Collected data:
>>>>>

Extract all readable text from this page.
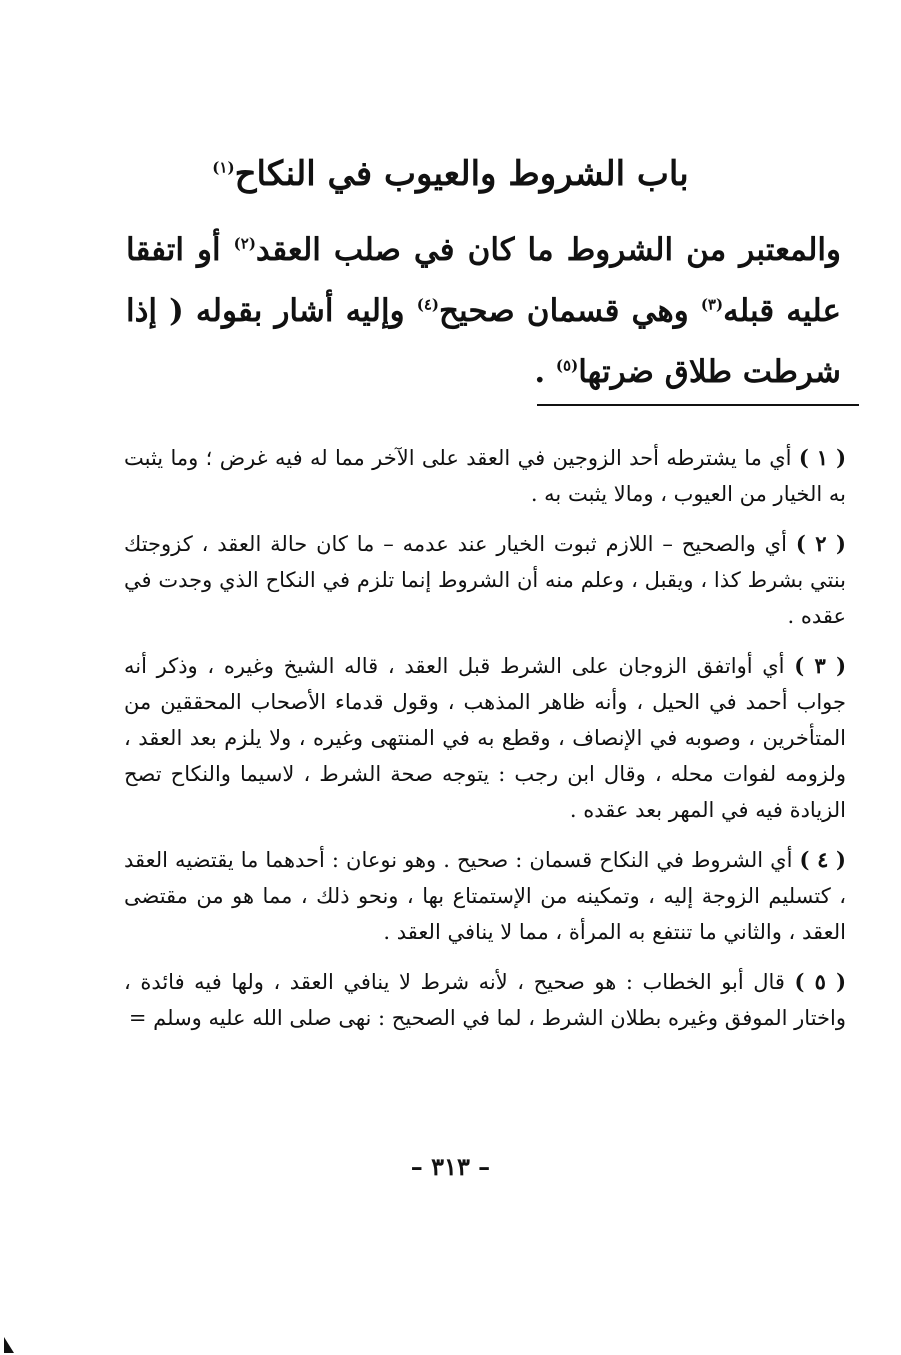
باب الشروط والعيوب في النكاح$^{(١)}$

والمعتبر من الشروط ما كان في صلب العقد$^{(٢)}$ أو اتفقا عليه قبله$^{(٣)}$ وهي قسمان صحيح$^{(٤)}$ وإليه أشار بقوله ( إذا شرطت طلاق ضرتها$^{(٥)}$ .

( ١ ) أي ما يشترطه أحد الزوجين في العقد على الآخر مما له فيه غرض ؛ وما يثبت به الخيار من العيوب ، ومالا يثبت به .

( ٢ ) أي والصحيح – اللازم ثبوت الخيار عند عدمه – ما كان حالة العقد ، كزوجتك بنتي بشرط كذا ، ويقبل ، وعلم منه أن الشروط إنما تلزم في النكاح الذي وجدت في عقده .

( ٣ ) أي أواتفق الزوجان على الشرط قبل العقد ، قاله الشيخ وغيره ، وذكر أنه جواب أحمد في الحيل ، وأنه ظاهر المذهب ، وقول قدماء الأصحاب المحققين من المتأخرين ، وصوبه في الإنصاف ، وقطع به في المنتهى وغيره ، ولا يلزم بعد العقد ، ولزومه لفوات محله ، وقال ابن رجب : يتوجه صحة الشرط ، لاسيما والنكاح تصح الزيادة فيه في المهر بعد عقده .

( ٤ ) أي الشروط في النكاح قسمان : صحيح . وهو نوعان : أحدهما ما يقتضيه العقد ، كتسليم الزوجة إليه ، وتمكينه من الإستمتاع بها ، ونحو ذلك ، مما هو من مقتضى العقد ، والثاني ما تنتفع به المرأة ، مما لا ينافي العقد .

( ٥ ) قال أبو الخطاب : هو صحيح ، لأنه شرط لا ينافي العقد ، ولها فيه فائدة ، واختار الموفق وغيره بطلان الشرط ، لما في الصحيح : نهى صلى الله عليه وسلم =

– ٣١٣ –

<<<<<

Look through the material and copy each line that has "الخيار".

( ١ ) أي ما يشترطه أحد الزوجين في العقد على الآخر مما له فيه غرض ؛ وما يثبت به الخيار من العيوب ، ومالا يثبت به .
( ٢ ) أي والصحيح – اللازم ثبوت الخيار عند عدمه – ما كان حالة العقد ، كزوجتك بنتي بشرط كذا ، ويقبل ، وعلم منه أن الشروط إنما تلزم في النكاح الذي وجدت في عقده .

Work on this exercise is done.